課題 A: 後に続くブロック1の行を、1行目から37行目まで一字も変えずにすべて書き写してください。

天然色の夢の情景に立つブリア・ヴィナイテ
映画『フロリダ・プロジェクト 真夏の魔法』のスターが過去と未来に想いを馳せる
- 文: Durga Chew-Bose
- 写真: Tiffany Dawn Nicholson

3月のある日の撮影で、ブリア・ヴィナイテ(Bria Vinaite)は、ブルックリンにある富裕層の住むアパートの一角にいた。撮影の合間、キトン ヒールでペンギン歩きをしている彼女は、どことなく気が進まないようだった。センターで分けたアリエルのような真っ赤な前髪を掻きあげて、スタイリッシュな黒のミュールを履き直しながら「(こんな靴)履くくらいなら、死んだ方がマシ」と言う。ヴィナイテの身振りから、間違った靴を履いた女性はどれほど落ち着きなく見えるかがよくわかる。彼女らしく見えないのだ。彼女は毎朝、スケジュールが許す限りピラティスのクラスに通っているのだが、1cm強の控えめなヒールのために、柔軟でよく動き、ピラティスで鍛えられた姿勢がまるで台無しだ。
だが、靴は彼女のスタイルには合っていなかったとしても、Instagramを通してスカウトされ、ショーン・ベイカー監督の『フロリダ・プロジェクト 真夏の魔法』で主役を演じた24歳のスターがここにいるのは、仕事のためだ。カメラを前に、微笑み、目ヂカラで表現し、ポーズをきめ、マリリン風のアンニュイなふくれっ面をしてみせる。くちびるを曲げ、眉をつりあげて見せ、あるいは、じっと見つめたかと思うと突然目を細めてクスクスと笑い出す。映画フェスティバル、レッドカーペット、Vogueの動画、ファッション雑誌向けの撮影、ザック・エフロンの相手役と噂されているハーモニー・コリン(Harmony Korine)の次のプロジェクト、受賞の噂、ドナテッラとのセルフィー、ドレイク(Drake)とのゴシップとドレイクのミュージックビデオへのカメオ出演など、ヴィナイテは1年以上にもわたり、過熱報道とスポットライトに晒されてきた。おかげで今はすっかり場慣れして、仕事モードにスイッチが入ると現場を滞らせないために、率直な態度でありながらも、集中を欠かさない。彼女は短期間で、自分は何が好きで何が嫌いか、何がうまくいき何がうまくいかないかについて、鋭い直観を磨き上げていた。

提供資料:
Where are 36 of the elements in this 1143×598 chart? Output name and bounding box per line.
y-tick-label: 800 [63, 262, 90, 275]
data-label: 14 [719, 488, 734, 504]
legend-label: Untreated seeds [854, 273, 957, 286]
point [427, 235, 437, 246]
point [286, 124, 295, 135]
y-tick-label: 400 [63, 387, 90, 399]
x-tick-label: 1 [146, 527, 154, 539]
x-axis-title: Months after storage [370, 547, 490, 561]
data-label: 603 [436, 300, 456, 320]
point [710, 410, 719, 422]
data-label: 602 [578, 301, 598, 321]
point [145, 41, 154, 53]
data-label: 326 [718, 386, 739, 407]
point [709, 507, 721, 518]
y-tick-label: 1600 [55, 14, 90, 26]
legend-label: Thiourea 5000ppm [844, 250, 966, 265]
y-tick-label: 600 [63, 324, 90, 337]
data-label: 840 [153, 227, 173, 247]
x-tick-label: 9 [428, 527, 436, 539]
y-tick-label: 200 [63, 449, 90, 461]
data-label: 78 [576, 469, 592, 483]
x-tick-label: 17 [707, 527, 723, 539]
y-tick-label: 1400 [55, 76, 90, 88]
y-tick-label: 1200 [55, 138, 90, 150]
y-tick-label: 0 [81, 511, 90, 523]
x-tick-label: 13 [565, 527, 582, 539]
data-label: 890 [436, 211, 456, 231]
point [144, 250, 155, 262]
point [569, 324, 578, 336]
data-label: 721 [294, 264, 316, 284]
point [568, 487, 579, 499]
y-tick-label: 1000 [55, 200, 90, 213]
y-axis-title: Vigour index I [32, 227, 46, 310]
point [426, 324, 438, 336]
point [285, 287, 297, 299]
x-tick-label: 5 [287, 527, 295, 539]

課題 B: 上の記事に出てくる人名のうち、カッコ内にアルファベット表記が添えられているものをすべて挙げよ。

解答 A:
Where are 36 of the elements in this 1143×598 chart? Output name and bounding box per line.
y-tick-label: 800 [63, 262, 90, 275]
data-label: 14 [719, 488, 734, 504]
legend-label: Untreated seeds [854, 273, 957, 286]
point [427, 235, 437, 246]
point [286, 124, 295, 135]
y-tick-label: 400 [63, 387, 90, 399]
x-tick-label: 1 [146, 527, 154, 539]
x-axis-title: Months after storage [370, 547, 490, 561]
data-label: 603 [436, 300, 456, 320]
point [710, 410, 719, 422]
data-label: 602 [578, 301, 598, 321]
point [145, 41, 154, 53]
data-label: 326 [718, 386, 739, 407]
point [709, 507, 721, 518]
y-tick-label: 1600 [55, 14, 90, 26]
legend-label: Thiourea 5000ppm [844, 250, 966, 265]
y-tick-label: 600 [63, 324, 90, 337]
data-label: 840 [153, 227, 173, 247]
x-tick-label: 9 [428, 527, 436, 539]
y-tick-label: 200 [63, 449, 90, 461]
data-label: 78 [576, 469, 592, 483]
x-tick-label: 17 [707, 527, 723, 539]
y-tick-label: 1400 [55, 76, 90, 88]
y-tick-label: 1200 [55, 138, 90, 150]
y-tick-label: 0 [81, 511, 90, 523]
x-tick-label: 13 [565, 527, 582, 539]
data-label: 890 [436, 211, 456, 231]
point [144, 250, 155, 262]
point [569, 324, 578, 336]
data-label: 721 [294, 264, 316, 284]
point [568, 487, 579, 499]
y-tick-label: 1000 [55, 200, 90, 213]
y-axis-title: Vigour index I [32, 227, 46, 310]
point [426, 324, 438, 336]
point [285, 287, 297, 299]
x-tick-label: 5 [287, 527, 295, 539]

解答 B:
ブリア・ヴィナイテ(Bria Vinaite)
ハーモニー・コリン(Harmony Korine)
ドレイク(Drake)